- _Exercise task_:
Set down the data below without change, skipping the pictures it holds.
** begin Records for the task **
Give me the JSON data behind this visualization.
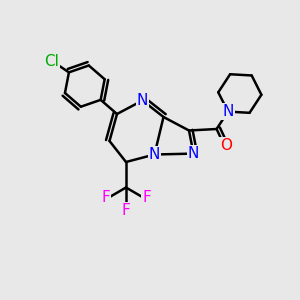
{
  "background_color": "#e8e8e8",
  "bond_color": "#000000",
  "bond_width": 1.8,
  "atom_colors": {
    "N": "#0000ff",
    "O": "#ff0000",
    "F": "#ff00ff",
    "Cl": "#00aa00",
    "C": "#000000"
  },
  "font_size_atom": 11
}
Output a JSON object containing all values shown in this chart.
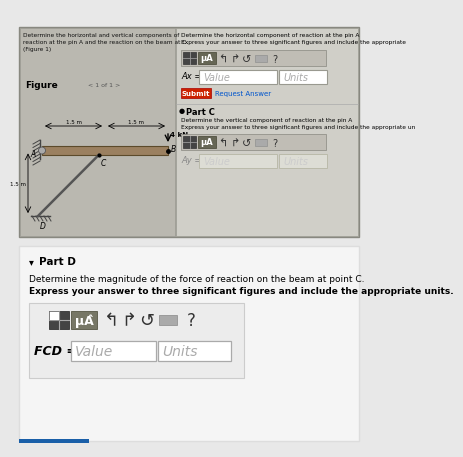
{
  "bg_color": "#e8e8e8",
  "screenshot_bg": "#b0afa8",
  "left_panel_bg": "#bab8b0",
  "right_panel_bg": "#d0cfc8",
  "problem_text_line1": "Determine the horizontal and vertical components of",
  "problem_text_line2": "reaction at the pin A and the reaction on the beam at C.",
  "problem_text_line3": "(Figure 1)",
  "figure_label": "Figure",
  "figure_nav": "< 1 of 1 >",
  "part_b_title": "Determine the horizontal component of reaction at the pin A",
  "part_b_desc": "Express your answer to three significant figures and include the appropriate",
  "part_b_label": "Ax =",
  "part_b_value": "Value",
  "part_b_units": "Units",
  "submit_text": "Submit",
  "request_text": "Request Answer",
  "part_c_header": "Part C",
  "part_c_desc1": "Determine the vertical component of reaction at the pin A",
  "part_c_desc2": "Express your answer to three significant figures and include the appropriate un",
  "part_c_label": "Ay =",
  "part_c_value": "Value",
  "part_c_units": "Units",
  "bottom_bg": "#f0f0f0",
  "part_d_header": "Part D",
  "part_d_desc1": "Determine the magnitude of the force of reaction on the beam at point C.",
  "part_d_desc2": "Express your answer to three significant figures and include the appropriate units.",
  "part_d_label": "FCD =",
  "part_d_value": "Value",
  "part_d_units": "Units",
  "force_label": "4 kN",
  "dim1": "1.5 m",
  "dim2": "1.5 m",
  "dim3": "1.5 m",
  "label_A": "A",
  "label_B": "B",
  "label_C": "C",
  "label_D": "D",
  "submit_color": "#cc2200",
  "blue_line_color": "#1a5fa8"
}
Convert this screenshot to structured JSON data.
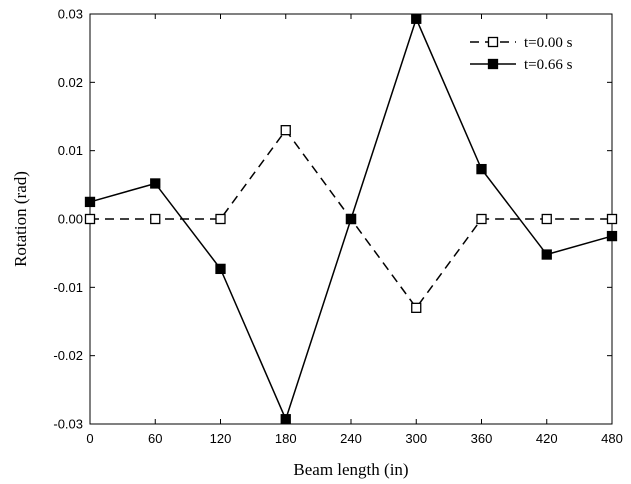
{
  "chart_data": {
    "type": "line",
    "xlabel": "Beam length (in)",
    "ylabel": "Rotation (rad)",
    "xlim": [
      0,
      480
    ],
    "ylim": [
      -0.03,
      0.03
    ],
    "x_ticks": [
      "0",
      "60",
      "120",
      "180",
      "240",
      "300",
      "360",
      "420",
      "480"
    ],
    "y_ticks": [
      "-0.03",
      "-0.02",
      "-0.01",
      "0.00",
      "0.01",
      "0.02",
      "0.03"
    ],
    "x_tick_values": [
      0,
      60,
      120,
      180,
      240,
      300,
      360,
      420,
      480
    ],
    "y_tick_values": [
      -0.03,
      -0.02,
      -0.01,
      0.0,
      0.01,
      0.02,
      0.03
    ],
    "grid": false,
    "legend_position": "top-right",
    "x": [
      0,
      60,
      120,
      180,
      240,
      300,
      360,
      420,
      480
    ],
    "series": [
      {
        "name": "t=0.00 s",
        "style": "dashed",
        "marker": "open-square",
        "color": "#000000",
        "values": [
          0.0,
          0.0,
          0.0,
          0.013,
          0.0,
          -0.013,
          0.0,
          0.0,
          0.0
        ]
      },
      {
        "name": "t=0.66 s",
        "style": "solid",
        "marker": "filled-square",
        "color": "#000000",
        "values": [
          0.0025,
          0.0052,
          -0.0073,
          -0.0293,
          0.0,
          0.0293,
          0.0073,
          -0.0052,
          -0.0025
        ]
      }
    ]
  }
}
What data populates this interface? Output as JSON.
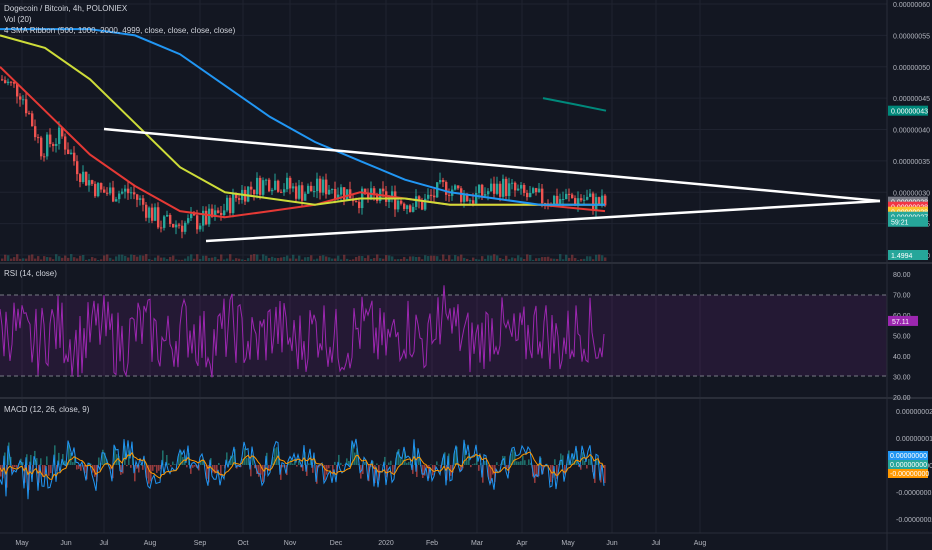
{
  "header": {
    "symbol_line": "Dogecoin / Bitcoin, 4h, POLONIEX",
    "vol_label": "Vol (20)",
    "sma_label": "4 SMA Ribbon (500, 1000, 2000, 4999, close, close, close, close)"
  },
  "rsi_label": "RSI (14, close)",
  "macd_label": "MACD (12, 26, close, 9)",
  "price_axis": {
    "ticks": [
      "0.00000060",
      "0.00000055",
      "0.00000050",
      "0.00000045",
      "0.00000040",
      "0.00000035",
      "0.00000030",
      "0.00000025",
      "0.00000020"
    ]
  },
  "price_badges": [
    {
      "text": "0.00000043",
      "color": "#00897b",
      "y": 4.3e-07
    },
    {
      "text": "0.00000028",
      "color": "#787b86",
      "y": 2.85e-07
    },
    {
      "text": "0.00000028",
      "color": "#f23645",
      "y": 2.77e-07
    },
    {
      "text": "0.00000028",
      "color": "#fbc02d",
      "y": 2.69e-07
    },
    {
      "text": "0.00000027",
      "color": "#26a69a",
      "y": 2.61e-07
    },
    {
      "text": "59:21",
      "color": "#26a69a",
      "y": 2.53e-07
    },
    {
      "text": "1.4994",
      "color": "#26a69a",
      "y": 2e-07
    }
  ],
  "rsi_axis": {
    "ticks": [
      "80.00",
      "70.00",
      "60.00",
      "50.00",
      "40.00",
      "30.00",
      "20.00"
    ],
    "badge": "57.11"
  },
  "macd_axis": {
    "ticks": [
      "0.00000002",
      "0.00000001",
      "0.00000000",
      "-0.00000001",
      "-0.00000002"
    ],
    "badges": [
      "0.00000000",
      "0.00000000",
      "-0.00000000"
    ]
  },
  "time_axis": {
    "labels": [
      "May",
      "Jun",
      "Jul",
      "Aug",
      "Sep",
      "Oct",
      "Nov",
      "Dec",
      "2020",
      "Feb",
      "Mar",
      "Apr",
      "May",
      "Jun",
      "Jul",
      "Aug"
    ]
  },
  "colors": {
    "background": "#131722",
    "grid": "#1f2330",
    "up": "#26a69a",
    "down": "#ef5350",
    "sma500": "#e53935",
    "sma1000": "#cddc39",
    "sma2000": "#2196f3",
    "sma4999": "#00897b",
    "rsi": "#9c27b0",
    "macd": "#2196f3",
    "signal": "#ff9800"
  },
  "chart_data": {
    "type": "line",
    "x_range": [
      "2019-05",
      "2020-08"
    ],
    "price_ylim": [
      2e-07,
      6e-07
    ],
    "series": [
      {
        "name": "SMA 500",
        "values": [
          5e-07,
          4.3e-07,
          3.6e-07,
          3.1e-07,
          2.7e-07,
          2.6e-07,
          2.7e-07,
          2.8e-07,
          3e-07,
          2.9e-07,
          2.8e-07,
          2.8e-07,
          2.8e-07,
          2.7e-07
        ]
      },
      {
        "name": "SMA 1000",
        "values": [
          5.5e-07,
          5.3e-07,
          4.8e-07,
          4.1e-07,
          3.4e-07,
          3e-07,
          2.9e-07,
          2.8e-07,
          2.9e-07,
          2.9e-07,
          2.8e-07,
          2.8e-07,
          2.8e-07,
          2.8e-07
        ]
      },
      {
        "name": "SMA 2000",
        "values": [
          5.6e-07,
          5.6e-07,
          5.6e-07,
          5.5e-07,
          5.2e-07,
          4.7e-07,
          4.2e-07,
          3.8e-07,
          3.5e-07,
          3.2e-07,
          3e-07,
          2.9e-07,
          2.8e-07,
          2.8e-07
        ]
      },
      {
        "name": "SMA 4999",
        "values": [
          4.5e-07,
          4.4e-07,
          4.3e-07
        ]
      }
    ],
    "rsi_ylim": [
      20,
      80
    ],
    "macd_ylim": [
      -2e-08,
      2e-08
    ]
  }
}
** end Records for the task **
- _Written solution_:
Give me the JSON data behind this visualization.
{
  "background_color": "#e8e8e8",
  "bond_color": "#000000",
  "bond_width": 1.8,
  "atom_colors": {
    "N": "#0000ff",
    "O": "#ff0000",
    "F": "#ff00ff",
    "Cl": "#00aa00",
    "C": "#000000"
  },
  "font_size_atom": 11
}
Output a JSON object containing all values shown in this chart.
{
  "bg_color": "#e8e8e8",
  "screenshot_bg": "#b0afa8",
  "left_panel_bg": "#bab8b0",
  "right_panel_bg": "#d0cfc8",
  "problem_text_line1": "Determine the horizontal and vertical components of",
  "problem_text_line2": "reaction at the pin A and the reaction on the beam at C.",
  "problem_text_line3": "(Figure 1)",
  "figure_label": "Figure",
  "figure_nav": "< 1 of 1 >",
  "part_b_title": "Determine the horizontal component of reaction at the pin A",
  "part_b_desc": "Express your answer to three significant figures and include the appropriate",
  "part_b_label": "Ax =",
  "part_b_value": "Value",
  "part_b_units": "Units",
  "submit_text": "Submit",
  "request_text": "Request Answer",
  "part_c_header": "Part C",
  "part_c_desc1": "Determine the vertical component of reaction at the pin A",
  "part_c_desc2": "Express your answer to three significant figures and include the appropriate un",
  "part_c_label": "Ay =",
  "part_c_value": "Value",
  "part_c_units": "Units",
  "bottom_bg": "#f0f0f0",
  "part_d_header": "Part D",
  "part_d_desc1": "Determine the magnitude of the force of reaction on the beam at point C.",
  "part_d_desc2": "Express your answer to three significant figures and include the appropriate units.",
  "part_d_label": "FCD =",
  "part_d_value": "Value",
  "part_d_units": "Units",
  "force_label": "4 kN",
  "dim1": "1.5 m",
  "dim2": "1.5 m",
  "dim3": "1.5 m",
  "label_A": "A",
  "label_B": "B",
  "label_C": "C",
  "label_D": "D",
  "submit_color": "#cc2200",
  "blue_line_color": "#1a5fa8"
}
Convert this screenshot to structured JSON data.
{
  "chart_data": {
    "type": "line",
    "xlabel": "Beam length (in)",
    "ylabel": "Rotation (rad)",
    "xlim": [
      0,
      480
    ],
    "ylim": [
      -0.03,
      0.03
    ],
    "x_ticks": [
      "0",
      "60",
      "120",
      "180",
      "240",
      "300",
      "360",
      "420",
      "480"
    ],
    "y_ticks": [
      "-0.03",
      "-0.02",
      "-0.01",
      "0.00",
      "0.01",
      "0.02",
      "0.03"
    ],
    "x_tick_values": [
      0,
      60,
      120,
      180,
      240,
      300,
      360,
      420,
      480
    ],
    "y_tick_values": [
      -0.03,
      -0.02,
      -0.01,
      0.0,
      0.01,
      0.02,
      0.03
    ],
    "grid": false,
    "legend_position": "top-right",
    "x": [
      0,
      60,
      120,
      180,
      240,
      300,
      360,
      420,
      480
    ],
    "series": [
      {
        "name": "t=0.00 s",
        "style": "dashed",
        "marker": "open-square",
        "color": "#000000",
        "values": [
          0.0,
          0.0,
          0.0,
          0.013,
          0.0,
          -0.013,
          0.0,
          0.0,
          0.0
        ]
      },
      {
        "name": "t=0.66 s",
        "style": "solid",
        "marker": "filled-square",
        "color": "#000000",
        "values": [
          0.0025,
          0.0052,
          -0.0073,
          -0.0293,
          0.0,
          0.0293,
          0.0073,
          -0.0052,
          -0.0025
        ]
      }
    ]
  }
}
What data populates this interface? Output as JSON.
{
  "header": {
    "symbol_line": "Dogecoin / Bitcoin, 4h, POLONIEX",
    "vol_label": "Vol (20)",
    "sma_label": "4 SMA Ribbon (500, 1000, 2000, 4999, close, close, close, close)"
  },
  "rsi_label": "RSI (14, close)",
  "macd_label": "MACD (12, 26, close, 9)",
  "price_axis": {
    "ticks": [
      "0.00000060",
      "0.00000055",
      "0.00000050",
      "0.00000045",
      "0.00000040",
      "0.00000035",
      "0.00000030",
      "0.00000025",
      "0.00000020"
    ]
  },
  "price_badges": [
    {
      "text": "0.00000043",
      "color": "#00897b",
      "y": 4.3e-07
    },
    {
      "text": "0.00000028",
      "color": "#787b86",
      "y": 2.85e-07
    },
    {
      "text": "0.00000028",
      "color": "#f23645",
      "y": 2.77e-07
    },
    {
      "text": "0.00000028",
      "color": "#fbc02d",
      "y": 2.69e-07
    },
    {
      "text": "0.00000027",
      "color": "#26a69a",
      "y": 2.61e-07
    },
    {
      "text": "59:21",
      "color": "#26a69a",
      "y": 2.53e-07
    },
    {
      "text": "1.4994",
      "color": "#26a69a",
      "y": 2e-07
    }
  ],
  "rsi_axis": {
    "ticks": [
      "80.00",
      "70.00",
      "60.00",
      "50.00",
      "40.00",
      "30.00",
      "20.00"
    ],
    "badge": "57.11"
  },
  "macd_axis": {
    "ticks": [
      "0.00000002",
      "0.00000001",
      "0.00000000",
      "-0.00000001",
      "-0.00000002"
    ],
    "badges": [
      "0.00000000",
      "0.00000000",
      "-0.00000000"
    ]
  },
  "time_axis": {
    "labels": [
      "May",
      "Jun",
      "Jul",
      "Aug",
      "Sep",
      "Oct",
      "Nov",
      "Dec",
      "2020",
      "Feb",
      "Mar",
      "Apr",
      "May",
      "Jun",
      "Jul",
      "Aug"
    ]
  },
  "colors": {
    "background": "#131722",
    "grid": "#1f2330",
    "up": "#26a69a",
    "down": "#ef5350",
    "sma500": "#e53935",
    "sma1000": "#cddc39",
    "sma2000": "#2196f3",
    "sma4999": "#00897b",
    "rsi": "#9c27b0",
    "macd": "#2196f3",
    "signal": "#ff9800"
  },
  "chart_data": {
    "type": "line",
    "x_range": [
      "2019-05",
      "2020-08"
    ],
    "price_ylim": [
      2e-07,
      6e-07
    ],
    "series": [
      {
        "name": "SMA 500",
        "values": [
          5e-07,
          4.3e-07,
          3.6e-07,
          3.1e-07,
          2.7e-07,
          2.6e-07,
          2.7e-07,
          2.8e-07,
          3e-07,
          2.9e-07,
          2.8e-07,
          2.8e-07,
          2.8e-07,
          2.7e-07
        ]
      },
      {
        "name": "SMA 1000",
        "values": [
          5.5e-07,
          5.3e-07,
          4.8e-07,
          4.1e-07,
          3.4e-07,
          3e-07,
          2.9e-07,
          2.8e-07,
          2.9e-07,
          2.9e-07,
          2.8e-07,
          2.8e-07,
          2.8e-07,
          2.8e-07
        ]
      },
      {
        "name": "SMA 2000",
        "values": [
          5.6e-07,
          5.6e-07,
          5.6e-07,
          5.5e-07,
          5.2e-07,
          4.7e-07,
          4.2e-07,
          3.8e-07,
          3.5e-07,
          3.2e-07,
          3e-07,
          2.9e-07,
          2.8e-07,
          2.8e-07
        ]
      },
      {
        "name": "SMA 4999",
        "values": [
          4.5e-07,
          4.4e-07,
          4.3e-07
        ]
      }
    ],
    "rsi_ylim": [
      20,
      80
    ],
    "macd_ylim": [
      -2e-08,
      2e-08
    ]
  }
}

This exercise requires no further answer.